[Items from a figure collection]
++++++++

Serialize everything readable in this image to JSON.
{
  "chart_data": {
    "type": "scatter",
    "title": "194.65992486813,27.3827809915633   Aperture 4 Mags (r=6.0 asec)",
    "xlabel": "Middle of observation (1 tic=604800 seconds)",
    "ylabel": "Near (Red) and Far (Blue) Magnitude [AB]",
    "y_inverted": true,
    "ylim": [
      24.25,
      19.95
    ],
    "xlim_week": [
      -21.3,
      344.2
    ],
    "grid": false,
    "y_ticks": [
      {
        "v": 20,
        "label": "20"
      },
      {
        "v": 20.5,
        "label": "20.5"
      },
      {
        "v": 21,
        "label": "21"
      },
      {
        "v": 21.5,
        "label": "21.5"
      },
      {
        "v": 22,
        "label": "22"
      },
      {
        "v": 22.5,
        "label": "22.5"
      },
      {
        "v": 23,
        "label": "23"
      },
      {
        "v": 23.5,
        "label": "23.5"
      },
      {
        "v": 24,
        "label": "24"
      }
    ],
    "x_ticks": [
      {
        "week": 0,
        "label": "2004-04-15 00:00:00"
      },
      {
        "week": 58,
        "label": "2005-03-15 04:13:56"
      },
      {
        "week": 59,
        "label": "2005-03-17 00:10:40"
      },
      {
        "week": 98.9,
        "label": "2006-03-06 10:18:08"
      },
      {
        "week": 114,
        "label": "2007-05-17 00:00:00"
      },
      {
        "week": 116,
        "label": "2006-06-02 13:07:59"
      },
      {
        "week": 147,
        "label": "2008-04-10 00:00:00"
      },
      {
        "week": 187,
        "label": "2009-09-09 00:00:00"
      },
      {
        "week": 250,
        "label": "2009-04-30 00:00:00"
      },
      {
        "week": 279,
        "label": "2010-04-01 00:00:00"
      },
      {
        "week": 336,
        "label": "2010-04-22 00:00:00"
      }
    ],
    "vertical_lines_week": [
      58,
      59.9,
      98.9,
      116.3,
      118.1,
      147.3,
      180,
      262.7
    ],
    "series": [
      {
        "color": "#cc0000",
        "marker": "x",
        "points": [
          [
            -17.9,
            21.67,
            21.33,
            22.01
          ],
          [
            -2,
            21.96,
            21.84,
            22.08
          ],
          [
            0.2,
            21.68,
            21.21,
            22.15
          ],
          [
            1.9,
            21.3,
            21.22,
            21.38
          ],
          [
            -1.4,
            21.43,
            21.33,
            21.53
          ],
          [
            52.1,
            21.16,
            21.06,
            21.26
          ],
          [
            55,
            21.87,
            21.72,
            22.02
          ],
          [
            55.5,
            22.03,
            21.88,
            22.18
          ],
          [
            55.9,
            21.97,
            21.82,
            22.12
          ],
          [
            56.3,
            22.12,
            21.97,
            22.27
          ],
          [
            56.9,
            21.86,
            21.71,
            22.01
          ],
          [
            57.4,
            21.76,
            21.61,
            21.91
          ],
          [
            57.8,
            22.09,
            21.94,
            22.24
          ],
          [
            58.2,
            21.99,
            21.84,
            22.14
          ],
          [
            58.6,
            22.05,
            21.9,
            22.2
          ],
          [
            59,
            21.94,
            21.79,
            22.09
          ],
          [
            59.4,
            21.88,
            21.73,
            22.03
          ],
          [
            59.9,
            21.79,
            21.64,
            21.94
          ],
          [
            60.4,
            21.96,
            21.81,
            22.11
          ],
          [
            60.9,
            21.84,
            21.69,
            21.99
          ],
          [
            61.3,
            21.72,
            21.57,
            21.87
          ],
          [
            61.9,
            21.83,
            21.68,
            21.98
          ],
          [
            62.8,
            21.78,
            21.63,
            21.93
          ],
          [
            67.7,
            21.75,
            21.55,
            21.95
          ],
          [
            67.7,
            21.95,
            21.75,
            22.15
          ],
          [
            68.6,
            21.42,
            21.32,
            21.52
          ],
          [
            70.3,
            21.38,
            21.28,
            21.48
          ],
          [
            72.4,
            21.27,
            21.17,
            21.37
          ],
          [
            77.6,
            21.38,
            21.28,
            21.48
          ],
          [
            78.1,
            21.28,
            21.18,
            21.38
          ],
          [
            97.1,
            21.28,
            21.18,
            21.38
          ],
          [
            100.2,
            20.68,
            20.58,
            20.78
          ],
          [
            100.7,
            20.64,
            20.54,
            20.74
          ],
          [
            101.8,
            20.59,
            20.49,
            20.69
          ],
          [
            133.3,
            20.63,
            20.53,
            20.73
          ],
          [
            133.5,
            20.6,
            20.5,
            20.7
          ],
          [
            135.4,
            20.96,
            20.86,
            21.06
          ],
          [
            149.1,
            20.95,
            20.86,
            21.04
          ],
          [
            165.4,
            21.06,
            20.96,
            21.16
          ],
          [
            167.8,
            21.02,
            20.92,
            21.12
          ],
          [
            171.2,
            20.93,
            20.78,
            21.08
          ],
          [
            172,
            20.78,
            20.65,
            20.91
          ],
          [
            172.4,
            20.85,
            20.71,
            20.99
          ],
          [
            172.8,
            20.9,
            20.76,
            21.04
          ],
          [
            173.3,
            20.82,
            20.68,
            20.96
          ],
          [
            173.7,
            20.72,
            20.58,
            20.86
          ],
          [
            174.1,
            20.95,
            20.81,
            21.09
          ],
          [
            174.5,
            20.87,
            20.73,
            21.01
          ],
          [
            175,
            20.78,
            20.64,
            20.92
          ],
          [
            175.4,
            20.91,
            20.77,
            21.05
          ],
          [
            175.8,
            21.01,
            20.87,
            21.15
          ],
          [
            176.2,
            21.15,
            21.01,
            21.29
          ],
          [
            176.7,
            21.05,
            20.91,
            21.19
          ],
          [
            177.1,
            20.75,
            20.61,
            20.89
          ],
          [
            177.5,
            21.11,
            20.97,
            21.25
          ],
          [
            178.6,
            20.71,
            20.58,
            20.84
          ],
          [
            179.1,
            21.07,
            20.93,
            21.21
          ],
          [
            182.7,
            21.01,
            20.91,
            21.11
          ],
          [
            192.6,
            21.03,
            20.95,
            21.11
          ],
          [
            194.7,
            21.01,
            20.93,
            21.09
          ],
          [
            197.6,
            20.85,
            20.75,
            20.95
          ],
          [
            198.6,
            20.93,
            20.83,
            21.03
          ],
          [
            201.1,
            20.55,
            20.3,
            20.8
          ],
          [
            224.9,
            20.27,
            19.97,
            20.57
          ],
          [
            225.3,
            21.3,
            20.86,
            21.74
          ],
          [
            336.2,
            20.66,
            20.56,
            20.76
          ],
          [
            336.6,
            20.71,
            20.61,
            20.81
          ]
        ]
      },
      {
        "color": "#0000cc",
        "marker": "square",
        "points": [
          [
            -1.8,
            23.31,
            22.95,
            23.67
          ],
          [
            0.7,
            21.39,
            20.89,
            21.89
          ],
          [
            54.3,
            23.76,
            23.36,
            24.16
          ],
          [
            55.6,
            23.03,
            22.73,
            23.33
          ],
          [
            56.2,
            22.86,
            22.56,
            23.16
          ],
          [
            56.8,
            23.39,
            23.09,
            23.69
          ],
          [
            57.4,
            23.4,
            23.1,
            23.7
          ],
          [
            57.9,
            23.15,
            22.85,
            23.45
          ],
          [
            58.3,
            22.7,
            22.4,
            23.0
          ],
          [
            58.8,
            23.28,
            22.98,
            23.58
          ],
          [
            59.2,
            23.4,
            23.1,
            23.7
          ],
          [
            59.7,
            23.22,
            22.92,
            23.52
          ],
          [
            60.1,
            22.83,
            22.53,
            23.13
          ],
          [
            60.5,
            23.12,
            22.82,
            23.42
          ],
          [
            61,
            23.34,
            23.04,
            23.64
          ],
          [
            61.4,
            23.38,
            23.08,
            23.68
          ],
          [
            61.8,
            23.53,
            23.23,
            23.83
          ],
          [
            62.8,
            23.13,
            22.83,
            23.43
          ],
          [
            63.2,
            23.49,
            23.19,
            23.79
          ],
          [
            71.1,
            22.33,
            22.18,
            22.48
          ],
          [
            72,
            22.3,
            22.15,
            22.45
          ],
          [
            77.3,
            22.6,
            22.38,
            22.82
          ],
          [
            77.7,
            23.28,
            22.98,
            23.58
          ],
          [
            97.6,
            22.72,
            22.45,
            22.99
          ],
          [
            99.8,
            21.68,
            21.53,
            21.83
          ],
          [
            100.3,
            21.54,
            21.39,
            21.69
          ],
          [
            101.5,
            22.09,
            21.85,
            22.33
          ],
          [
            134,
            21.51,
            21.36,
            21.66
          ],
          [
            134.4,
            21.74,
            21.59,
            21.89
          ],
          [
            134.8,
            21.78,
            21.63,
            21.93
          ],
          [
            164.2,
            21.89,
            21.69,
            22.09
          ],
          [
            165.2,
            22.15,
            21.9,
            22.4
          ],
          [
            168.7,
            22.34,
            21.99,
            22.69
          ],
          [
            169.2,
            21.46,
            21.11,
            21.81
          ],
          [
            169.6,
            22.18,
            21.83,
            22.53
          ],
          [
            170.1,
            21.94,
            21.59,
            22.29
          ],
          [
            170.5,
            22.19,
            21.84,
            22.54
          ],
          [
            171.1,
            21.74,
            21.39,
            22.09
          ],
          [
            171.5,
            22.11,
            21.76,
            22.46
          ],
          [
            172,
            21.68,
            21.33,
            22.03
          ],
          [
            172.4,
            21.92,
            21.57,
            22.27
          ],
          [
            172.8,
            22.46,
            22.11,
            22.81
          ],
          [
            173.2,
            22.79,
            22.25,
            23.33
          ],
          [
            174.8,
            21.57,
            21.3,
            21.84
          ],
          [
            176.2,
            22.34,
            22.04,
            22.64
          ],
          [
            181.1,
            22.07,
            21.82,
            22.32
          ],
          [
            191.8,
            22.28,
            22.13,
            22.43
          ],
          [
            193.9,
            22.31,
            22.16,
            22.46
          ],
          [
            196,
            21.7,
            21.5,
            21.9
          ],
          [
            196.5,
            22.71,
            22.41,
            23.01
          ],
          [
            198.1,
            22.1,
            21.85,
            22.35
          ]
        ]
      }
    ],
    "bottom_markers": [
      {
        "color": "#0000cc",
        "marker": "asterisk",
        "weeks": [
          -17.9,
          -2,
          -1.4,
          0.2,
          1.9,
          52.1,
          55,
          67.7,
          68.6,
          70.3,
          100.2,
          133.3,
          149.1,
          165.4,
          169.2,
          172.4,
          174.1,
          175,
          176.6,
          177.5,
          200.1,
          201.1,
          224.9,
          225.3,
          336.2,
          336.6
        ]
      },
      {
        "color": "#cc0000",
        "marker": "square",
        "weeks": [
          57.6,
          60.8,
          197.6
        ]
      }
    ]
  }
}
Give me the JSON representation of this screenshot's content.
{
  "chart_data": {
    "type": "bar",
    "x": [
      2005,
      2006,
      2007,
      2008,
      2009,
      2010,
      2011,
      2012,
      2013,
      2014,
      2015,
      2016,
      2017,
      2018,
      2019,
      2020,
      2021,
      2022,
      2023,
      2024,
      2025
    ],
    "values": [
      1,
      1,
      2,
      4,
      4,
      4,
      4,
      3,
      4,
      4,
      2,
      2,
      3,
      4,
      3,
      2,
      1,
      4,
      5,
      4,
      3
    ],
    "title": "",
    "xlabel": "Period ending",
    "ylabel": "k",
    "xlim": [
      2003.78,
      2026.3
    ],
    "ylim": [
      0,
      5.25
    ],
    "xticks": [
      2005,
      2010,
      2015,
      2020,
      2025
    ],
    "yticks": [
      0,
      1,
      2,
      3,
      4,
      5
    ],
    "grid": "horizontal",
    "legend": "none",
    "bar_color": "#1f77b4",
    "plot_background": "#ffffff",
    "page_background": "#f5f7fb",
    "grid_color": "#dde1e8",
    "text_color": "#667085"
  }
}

++++++++

**Given problem:**
Set out exactly the run of lines that begins at the line holding "Give me the" and ends at the last line of the data.

**Result of the exercise:**
Give me the JSON representation of this screenshot's content.
{
  "chart_data": {
    "type": "bar",
    "x": [
      2005,
      2006,
      2007,
      2008,
      2009,
      2010,
      2011,
      2012,
      2013,
      2014,
      2015,
      2016,
      2017,
      2018,
      2019,
      2020,
      2021,
      2022,
      2023,
      2024,
      2025
    ],
    "values": [
      1,
      1,
      2,
      4,
      4,
      4,
      4,
      3,
      4,
      4,
      2,
      2,
      3,
      4,
      3,
      2,
      1,
      4,
      5,
      4,
      3
    ],
    "title": "",
    "xlabel": "Period ending",
    "ylabel": "k",
    "xlim": [
      2003.78,
      2026.3
    ],
    "ylim": [
      0,
      5.25
    ],
    "xticks": [
      2005,
      2010,
      2015,
      2020,
      2025
    ],
    "yticks": [
      0,
      1,
      2,
      3,
      4,
      5
    ],
    "grid": "horizontal",
    "legend": "none",
    "bar_color": "#1f77b4",
    "plot_background": "#ffffff",
    "page_background": "#f5f7fb",
    "grid_color": "#dde1e8",
    "text_color": "#667085"
  }
}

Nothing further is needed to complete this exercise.